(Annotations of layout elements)
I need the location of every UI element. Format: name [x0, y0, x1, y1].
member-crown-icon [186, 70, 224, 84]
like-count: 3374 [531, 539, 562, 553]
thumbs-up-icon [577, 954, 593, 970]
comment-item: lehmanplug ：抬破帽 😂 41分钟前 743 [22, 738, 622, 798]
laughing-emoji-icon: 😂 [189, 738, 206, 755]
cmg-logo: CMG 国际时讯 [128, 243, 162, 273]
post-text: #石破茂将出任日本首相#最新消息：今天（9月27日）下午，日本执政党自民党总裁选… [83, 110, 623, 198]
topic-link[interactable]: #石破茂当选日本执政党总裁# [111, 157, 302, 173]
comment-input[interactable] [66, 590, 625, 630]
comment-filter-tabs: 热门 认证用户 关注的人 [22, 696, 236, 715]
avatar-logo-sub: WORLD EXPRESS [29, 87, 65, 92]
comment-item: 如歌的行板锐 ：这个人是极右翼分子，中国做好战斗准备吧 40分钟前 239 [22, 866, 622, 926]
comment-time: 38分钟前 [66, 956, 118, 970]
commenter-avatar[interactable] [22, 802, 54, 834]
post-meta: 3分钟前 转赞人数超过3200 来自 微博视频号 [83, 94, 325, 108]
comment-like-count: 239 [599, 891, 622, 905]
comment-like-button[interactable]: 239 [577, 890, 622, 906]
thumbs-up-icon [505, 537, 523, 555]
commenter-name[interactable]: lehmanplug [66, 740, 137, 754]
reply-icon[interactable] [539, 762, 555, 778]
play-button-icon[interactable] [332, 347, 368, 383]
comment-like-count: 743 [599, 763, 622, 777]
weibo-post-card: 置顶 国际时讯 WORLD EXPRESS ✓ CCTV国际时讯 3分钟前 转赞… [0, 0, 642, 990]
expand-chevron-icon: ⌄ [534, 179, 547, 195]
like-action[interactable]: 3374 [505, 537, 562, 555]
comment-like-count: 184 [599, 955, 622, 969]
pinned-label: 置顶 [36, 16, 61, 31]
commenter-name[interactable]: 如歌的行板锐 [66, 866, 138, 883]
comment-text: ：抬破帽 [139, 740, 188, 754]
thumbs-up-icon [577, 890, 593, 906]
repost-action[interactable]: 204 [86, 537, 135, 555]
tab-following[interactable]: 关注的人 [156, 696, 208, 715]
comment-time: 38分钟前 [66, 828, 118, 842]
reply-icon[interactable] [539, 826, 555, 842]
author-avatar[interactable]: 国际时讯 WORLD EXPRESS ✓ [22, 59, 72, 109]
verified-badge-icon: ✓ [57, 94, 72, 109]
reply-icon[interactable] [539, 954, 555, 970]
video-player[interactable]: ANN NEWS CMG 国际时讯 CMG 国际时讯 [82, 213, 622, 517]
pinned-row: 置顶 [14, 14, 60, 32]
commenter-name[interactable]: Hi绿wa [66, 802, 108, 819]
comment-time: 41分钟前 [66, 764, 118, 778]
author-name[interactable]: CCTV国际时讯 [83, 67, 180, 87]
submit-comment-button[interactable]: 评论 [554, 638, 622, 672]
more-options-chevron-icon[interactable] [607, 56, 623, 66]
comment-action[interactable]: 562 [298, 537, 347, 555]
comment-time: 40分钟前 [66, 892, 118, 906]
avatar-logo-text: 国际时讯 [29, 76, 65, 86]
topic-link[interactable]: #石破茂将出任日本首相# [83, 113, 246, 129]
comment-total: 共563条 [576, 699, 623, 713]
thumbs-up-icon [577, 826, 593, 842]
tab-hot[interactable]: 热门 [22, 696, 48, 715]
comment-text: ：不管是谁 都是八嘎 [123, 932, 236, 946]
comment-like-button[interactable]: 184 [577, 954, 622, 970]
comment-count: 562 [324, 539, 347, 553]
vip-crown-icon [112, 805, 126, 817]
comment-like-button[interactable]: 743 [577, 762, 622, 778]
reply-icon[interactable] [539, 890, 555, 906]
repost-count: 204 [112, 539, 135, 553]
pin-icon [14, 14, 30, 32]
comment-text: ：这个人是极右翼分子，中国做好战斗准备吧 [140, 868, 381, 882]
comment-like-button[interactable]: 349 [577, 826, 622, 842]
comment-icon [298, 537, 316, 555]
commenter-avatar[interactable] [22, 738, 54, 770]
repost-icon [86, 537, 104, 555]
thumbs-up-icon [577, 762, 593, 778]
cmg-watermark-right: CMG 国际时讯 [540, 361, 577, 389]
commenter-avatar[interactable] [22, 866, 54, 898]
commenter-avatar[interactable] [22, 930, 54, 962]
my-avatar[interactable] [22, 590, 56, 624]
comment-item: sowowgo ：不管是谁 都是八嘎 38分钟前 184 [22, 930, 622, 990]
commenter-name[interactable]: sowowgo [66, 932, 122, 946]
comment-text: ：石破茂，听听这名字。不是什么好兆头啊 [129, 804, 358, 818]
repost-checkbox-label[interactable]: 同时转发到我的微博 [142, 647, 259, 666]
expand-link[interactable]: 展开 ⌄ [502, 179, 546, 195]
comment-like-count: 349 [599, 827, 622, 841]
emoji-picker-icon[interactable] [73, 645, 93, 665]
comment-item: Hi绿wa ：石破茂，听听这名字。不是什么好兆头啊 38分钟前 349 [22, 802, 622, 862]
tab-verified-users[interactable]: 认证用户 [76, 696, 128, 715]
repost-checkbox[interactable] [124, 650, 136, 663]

**SET PROBLEM**: Output every line of the items above as a JSON list of strings, one string per line, leaving out blank lines.

**FULL OUTPUT**:
[
  "I need the location of every UI element. Format: name [x0, y0, x1, y1].",
  "member-crown-icon [186, 70, 224, 84]",
  "like-count: 3374 [531, 539, 562, 553]",
  "thumbs-up-icon [577, 954, 593, 970]",
  "comment-item: lehmanplug ：抬破帽 😂 41分钟前 743 [22, 738, 622, 798]",
  "laughing-emoji-icon: 😂 [189, 738, 206, 755]",
  "cmg-logo: CMG 国际时讯 [128, 243, 162, 273]",
  "post-text: #石破茂将出任日本首相#最新消息：今天（9月27日）下午，日本执政党自民党总裁选… [83, 110, 623, 198]",
  "topic-link[interactable]: #石破茂当选日本执政党总裁# [111, 157, 302, 173]",
  "comment-input[interactable] [66, 590, 625, 630]",
  "comment-filter-tabs: 热门 认证用户 关注的人 [22, 696, 236, 715]",
  "avatar-logo-sub: WORLD EXPRESS [29, 87, 65, 92]",
  "comment-item: 如歌的行板锐 ：这个人是极右翼分子，中国做好战斗准备吧 40分钟前 239 [22, 866, 622, 926]",
  "comment-time: 38分钟前 [66, 956, 118, 970]",
  "commenter-avatar[interactable] [22, 802, 54, 834]",
  "post-meta: 3分钟前 转赞人数超过3200 来自 微博视频号 [83, 94, 325, 108]",
  "comment-like-count: 239 [599, 891, 622, 905]",
  "comment-like-button[interactable]: 239 [577, 890, 622, 906]",
  "thumbs-up-icon [505, 537, 523, 555]",
  "commenter-name[interactable]: lehmanplug [66, 740, 137, 754]",
  "reply-icon[interactable] [539, 762, 555, 778]",
  "play-button-icon[interactable] [332, 347, 368, 383]",
  "comment-like-count: 743 [599, 763, 622, 777]",
  "weibo-post-card: 置顶 国际时讯 WORLD EXPRESS ✓ CCTV国际时讯 3分钟前 转赞… [0, 0, 642, 990]",
  "expand-chevron-icon: ⌄ [534, 179, 547, 195]",
  "like-action[interactable]: 3374 [505, 537, 562, 555]",
  "comment-like-count: 184 [599, 955, 622, 969]",
  "pinned-label: 置顶 [36, 16, 61, 31]",
  "commenter-name[interactable]: 如歌的行板锐 [66, 866, 138, 883]",
  "comment-text: ：抬破帽 [139, 740, 188, 754]",
  "thumbs-up-icon [577, 890, 593, 906]",
  "repost-action[interactable]: 204 [86, 537, 135, 555]",
  "tab-following[interactable]: 关注的人 [156, 696, 208, 715]",
  "comment-time: 38分钟前 [66, 828, 118, 842]",
  "reply-icon[interactable] [539, 826, 555, 842]",
  "author-avatar[interactable]: 国际时讯 WORLD EXPRESS ✓ [22, 59, 72, 109]",
  "verified-badge-icon: ✓ [57, 94, 72, 109]",
  "reply-icon[interactable] [539, 954, 555, 970]",
  "video-player[interactable]: ANN NEWS CMG 国际时讯 CMG 国际时讯 [82, 213, 622, 517]",
  "pinned-row: 置顶 [14, 14, 60, 32]",
  "commenter-name[interactable]: Hi绿wa [66, 802, 108, 819]",
  "comment-time: 41分钟前 [66, 764, 118, 778]",
  "author-name[interactable]: CCTV国际时讯 [83, 67, 180, 87]",
  "submit-comment-button[interactable]: 评论 [554, 638, 622, 672]",
  "more-options-chevron-icon[interactable] [607, 56, 623, 66]",
  "comment-action[interactable]: 562 [298, 537, 347, 555]",
  "comment-time: 40分钟前 [66, 892, 118, 906]",
  "avatar-logo-text: 国际时讯 [29, 76, 65, 86]",
  "topic-link[interactable]: #石破茂将出任日本首相# [83, 113, 246, 129]",
  "comment-total: 共563条 [576, 699, 623, 713]",
  "thumbs-up-icon [577, 826, 593, 842]",
  "tab-hot[interactable]: 热门 [22, 696, 48, 715]",
  "comment-text: ：不管是谁 都是八嘎 [123, 932, 236, 946]",
  "comment-like-button[interactable]: 184 [577, 954, 622, 970]",
  "comment-count: 562 [324, 539, 347, 553]",
  "vip-crown-icon [112, 805, 126, 817]",
  "comment-like-button[interactable]: 743 [577, 762, 622, 778]",
  "reply-icon[interactable] [539, 890, 555, 906]",
  "repost-count: 204 [112, 539, 135, 553]",
  "pin-icon [14, 14, 30, 32]",
  "comment-text: ：这个人是极右翼分子，中国做好战斗准备吧 [140, 868, 381, 882]",
  "comment-like-button[interactable]: 349 [577, 826, 622, 842]",
  "comment-icon [298, 537, 316, 555]",
  "commenter-avatar[interactable] [22, 738, 54, 770]",
  "repost-icon [86, 537, 104, 555]",
  "thumbs-up-icon [577, 762, 593, 778]",
  "cmg-watermark-right: CMG 国际时讯 [540, 361, 577, 389]",
  "commenter-avatar[interactable] [22, 866, 54, 898]",
  "commenter-avatar[interactable] [22, 930, 54, 962]",
  "my-avatar[interactable] [22, 590, 56, 624]",
  "comment-item: sowowgo ：不管是谁 都是八嘎 38分钟前 184 [22, 930, 622, 990]",
  "commenter-name[interactable]: sowowgo [66, 932, 122, 946]",
  "comment-text: ：石破茂，听听这名字。不是什么好兆头啊 [129, 804, 358, 818]",
  "repost-checkbox-label[interactable]: 同时转发到我的微博 [142, 647, 259, 666]",
  "expand-link[interactable]: 展开 ⌄ [502, 179, 546, 195]",
  "comment-like-count: 349 [599, 827, 622, 841]",
  "emoji-picker-icon[interactable] [73, 645, 93, 665]",
  "comment-item: Hi绿wa ：石破茂，听听这名字。不是什么好兆头啊 38分钟前 349 [22, 802, 622, 862]",
  "tab-verified-users[interactable]: 认证用户 [76, 696, 128, 715]",
  "repost-checkbox[interactable] [124, 650, 136, 663]"
]